- STATED EXERCISE: List each line of the data that holds the string "WELCOME", please.

- DATA SUPPLIED:
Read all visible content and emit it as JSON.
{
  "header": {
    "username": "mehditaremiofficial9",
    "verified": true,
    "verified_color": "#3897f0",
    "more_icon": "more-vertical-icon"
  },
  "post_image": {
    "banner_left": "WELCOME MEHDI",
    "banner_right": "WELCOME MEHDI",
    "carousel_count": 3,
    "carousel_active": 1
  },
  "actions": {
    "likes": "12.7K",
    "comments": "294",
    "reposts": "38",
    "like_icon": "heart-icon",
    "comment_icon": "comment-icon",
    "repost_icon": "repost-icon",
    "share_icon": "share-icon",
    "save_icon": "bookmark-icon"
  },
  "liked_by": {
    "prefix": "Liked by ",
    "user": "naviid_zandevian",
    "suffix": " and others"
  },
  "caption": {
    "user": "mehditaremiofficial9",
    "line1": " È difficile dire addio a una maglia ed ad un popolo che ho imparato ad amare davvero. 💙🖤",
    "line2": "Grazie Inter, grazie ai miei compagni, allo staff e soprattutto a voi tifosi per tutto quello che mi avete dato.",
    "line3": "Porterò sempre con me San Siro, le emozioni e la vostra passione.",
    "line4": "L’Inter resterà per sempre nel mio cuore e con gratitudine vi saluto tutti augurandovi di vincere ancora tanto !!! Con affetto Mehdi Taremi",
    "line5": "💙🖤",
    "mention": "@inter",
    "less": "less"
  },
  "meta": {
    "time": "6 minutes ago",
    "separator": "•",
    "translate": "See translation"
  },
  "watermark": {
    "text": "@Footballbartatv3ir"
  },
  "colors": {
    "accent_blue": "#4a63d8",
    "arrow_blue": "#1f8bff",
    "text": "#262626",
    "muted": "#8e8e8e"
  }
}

- FULL OUTPUT:
    "banner_left": "WELCOME MEHDI",
    "banner_right": "WELCOME MEHDI",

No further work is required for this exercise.